Below is a set of records. Repeat all of them exactly.

Record set >>
★ ★ ★

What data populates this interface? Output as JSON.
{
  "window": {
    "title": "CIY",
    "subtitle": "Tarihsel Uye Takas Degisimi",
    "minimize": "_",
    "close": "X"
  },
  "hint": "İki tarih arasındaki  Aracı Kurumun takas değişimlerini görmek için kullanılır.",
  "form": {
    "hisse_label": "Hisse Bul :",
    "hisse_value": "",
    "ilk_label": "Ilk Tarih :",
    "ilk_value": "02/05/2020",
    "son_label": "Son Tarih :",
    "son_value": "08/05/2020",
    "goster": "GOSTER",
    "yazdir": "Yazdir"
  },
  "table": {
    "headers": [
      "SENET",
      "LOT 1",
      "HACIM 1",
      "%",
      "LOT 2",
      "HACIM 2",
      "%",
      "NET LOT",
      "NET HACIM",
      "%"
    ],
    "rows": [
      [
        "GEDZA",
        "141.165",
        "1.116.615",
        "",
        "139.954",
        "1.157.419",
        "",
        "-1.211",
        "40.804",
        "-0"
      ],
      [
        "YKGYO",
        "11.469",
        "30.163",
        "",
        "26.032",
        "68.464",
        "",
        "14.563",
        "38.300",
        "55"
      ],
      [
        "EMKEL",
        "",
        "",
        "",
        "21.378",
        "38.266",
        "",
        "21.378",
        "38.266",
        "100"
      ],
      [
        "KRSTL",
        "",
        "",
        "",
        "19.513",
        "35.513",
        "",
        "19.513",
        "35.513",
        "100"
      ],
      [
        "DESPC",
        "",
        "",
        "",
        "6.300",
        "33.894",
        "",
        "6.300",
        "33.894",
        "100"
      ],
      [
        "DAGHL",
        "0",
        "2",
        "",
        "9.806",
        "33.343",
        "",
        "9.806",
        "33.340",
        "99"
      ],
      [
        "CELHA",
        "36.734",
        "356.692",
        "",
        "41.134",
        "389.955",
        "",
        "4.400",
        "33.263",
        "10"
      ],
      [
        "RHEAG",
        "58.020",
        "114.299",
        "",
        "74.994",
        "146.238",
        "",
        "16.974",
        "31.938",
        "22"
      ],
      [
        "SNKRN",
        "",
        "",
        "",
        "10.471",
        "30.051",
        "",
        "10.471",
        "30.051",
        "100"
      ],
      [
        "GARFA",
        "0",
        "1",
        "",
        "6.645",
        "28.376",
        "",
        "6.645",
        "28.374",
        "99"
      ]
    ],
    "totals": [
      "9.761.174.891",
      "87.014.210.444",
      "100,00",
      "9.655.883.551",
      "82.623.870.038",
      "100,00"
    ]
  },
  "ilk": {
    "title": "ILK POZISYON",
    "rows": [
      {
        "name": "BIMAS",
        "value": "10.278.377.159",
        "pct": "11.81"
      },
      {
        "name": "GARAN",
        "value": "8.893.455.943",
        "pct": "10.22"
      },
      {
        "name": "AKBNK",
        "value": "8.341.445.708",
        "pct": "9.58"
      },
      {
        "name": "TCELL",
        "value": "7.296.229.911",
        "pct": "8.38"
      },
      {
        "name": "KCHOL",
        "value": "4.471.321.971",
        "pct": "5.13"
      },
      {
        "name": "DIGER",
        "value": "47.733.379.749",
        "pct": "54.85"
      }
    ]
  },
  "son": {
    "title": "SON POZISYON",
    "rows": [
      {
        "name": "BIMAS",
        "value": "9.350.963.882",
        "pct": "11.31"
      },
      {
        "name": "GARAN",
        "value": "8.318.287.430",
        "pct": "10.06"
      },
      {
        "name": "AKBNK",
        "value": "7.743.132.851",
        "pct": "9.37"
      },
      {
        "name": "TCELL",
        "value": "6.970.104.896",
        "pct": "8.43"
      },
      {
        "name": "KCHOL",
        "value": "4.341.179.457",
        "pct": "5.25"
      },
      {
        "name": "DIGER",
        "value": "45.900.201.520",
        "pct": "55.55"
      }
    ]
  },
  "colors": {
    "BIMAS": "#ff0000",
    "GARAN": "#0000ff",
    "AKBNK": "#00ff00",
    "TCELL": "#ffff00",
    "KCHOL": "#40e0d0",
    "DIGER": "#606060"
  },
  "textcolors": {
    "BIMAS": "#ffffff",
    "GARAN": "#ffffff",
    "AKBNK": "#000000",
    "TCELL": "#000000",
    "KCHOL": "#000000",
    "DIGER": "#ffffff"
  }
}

★ ★ ★

Output for this exercise >>
What data populates this interface? Output as JSON.
{
  "window": {
    "title": "CIY",
    "subtitle": "Tarihsel Uye Takas Degisimi",
    "minimize": "_",
    "close": "X"
  },
  "hint": "İki tarih arasındaki  Aracı Kurumun takas değişimlerini görmek için kullanılır.",
  "form": {
    "hisse_label": "Hisse Bul :",
    "hisse_value": "",
    "ilk_label": "Ilk Tarih :",
    "ilk_value": "02/05/2020",
    "son_label": "Son Tarih :",
    "son_value": "08/05/2020",
    "goster": "GOSTER",
    "yazdir": "Yazdir"
  },
  "table": {
    "headers": [
      "SENET",
      "LOT 1",
      "HACIM 1",
      "%",
      "LOT 2",
      "HACIM 2",
      "%",
      "NET LOT",
      "NET HACIM",
      "%"
    ],
    "rows": [
      [
        "GEDZA",
        "141.165",
        "1.116.615",
        "",
        "139.954",
        "1.157.419",
        "",
        "-1.211",
        "40.804",
        "-0"
      ],
      [
        "YKGYO",
        "11.469",
        "30.163",
        "",
        "26.032",
        "68.464",
        "",
        "14.563",
        "38.300",
        "55"
      ],
      [
        "EMKEL",
        "",
        "",
        "",
        "21.378",
        "38.266",
        "",
        "21.378",
        "38.266",
        "100"
      ],
      [
        "KRSTL",
        "",
        "",
        "",
        "19.513",
        "35.513",
        "",
        "19.513",
        "35.513",
        "100"
      ],
      [
        "DESPC",
        "",
        "",
        "",
        "6.300",
        "33.894",
        "",
        "6.300",
        "33.894",
        "100"
      ],
      [
        "DAGHL",
        "0",
        "2",
        "",
        "9.806",
        "33.343",
        "",
        "9.806",
        "33.340",
        "99"
      ],
      [
        "CELHA",
        "36.734",
        "356.692",
        "",
        "41.134",
        "389.955",
        "",
        "4.400",
        "33.263",
        "10"
      ],
      [
        "RHEAG",
        "58.020",
        "114.299",
        "",
        "74.994",
        "146.238",
        "",
        "16.974",
        "31.938",
        "22"
      ],
      [
        "SNKRN",
        "",
        "",
        "",
        "10.471",
        "30.051",
        "",
        "10.471",
        "30.051",
        "100"
      ],
      [
        "GARFA",
        "0",
        "1",
        "",
        "6.645",
        "28.376",
        "",
        "6.645",
        "28.374",
        "99"
      ]
    ],
    "totals": [
      "9.761.174.891",
      "87.014.210.444",
      "100,00",
      "9.655.883.551",
      "82.623.870.038",
      "100,00"
    ]
  },
  "ilk": {
    "title": "ILK POZISYON",
    "rows": [
      {
        "name": "BIMAS",
        "value": "10.278.377.159",
        "pct": "11.81"
      },
      {
        "name": "GARAN",
        "value": "8.893.455.943",
        "pct": "10.22"
      },
      {
        "name": "AKBNK",
        "value": "8.341.445.708",
        "pct": "9.58"
      },
      {
        "name": "TCELL",
        "value": "7.296.229.911",
        "pct": "8.38"
      },
      {
        "name": "KCHOL",
        "value": "4.471.321.971",
        "pct": "5.13"
      },
      {
        "name": "DIGER",
        "value": "47.733.379.749",
        "pct": "54.85"
      }
    ]
  },
  "son": {
    "title": "SON POZISYON",
    "rows": [
      {
        "name": "BIMAS",
        "value": "9.350.963.882",
        "pct": "11.31"
      },
      {
        "name": "GARAN",
        "value": "8.318.287.430",
        "pct": "10.06"
      },
      {
        "name": "AKBNK",
        "value": "7.743.132.851",
        "pct": "9.37"
      },
      {
        "name": "TCELL",
        "value": "6.970.104.896",
        "pct": "8.43"
      },
      {
        "name": "KCHOL",
        "value": "4.341.179.457",
        "pct": "5.25"
      },
      {
        "name": "DIGER",
        "value": "45.900.201.520",
        "pct": "55.55"
      }
    ]
  },
  "colors": {
    "BIMAS": "#ff0000",
    "GARAN": "#0000ff",
    "AKBNK": "#00ff00",
    "TCELL": "#ffff00",
    "KCHOL": "#40e0d0",
    "DIGER": "#606060"
  },
  "textcolors": {
    "BIMAS": "#ffffff",
    "GARAN": "#ffffff",
    "AKBNK": "#000000",
    "TCELL": "#000000",
    "KCHOL": "#000000",
    "DIGER": "#ffffff"
  }
}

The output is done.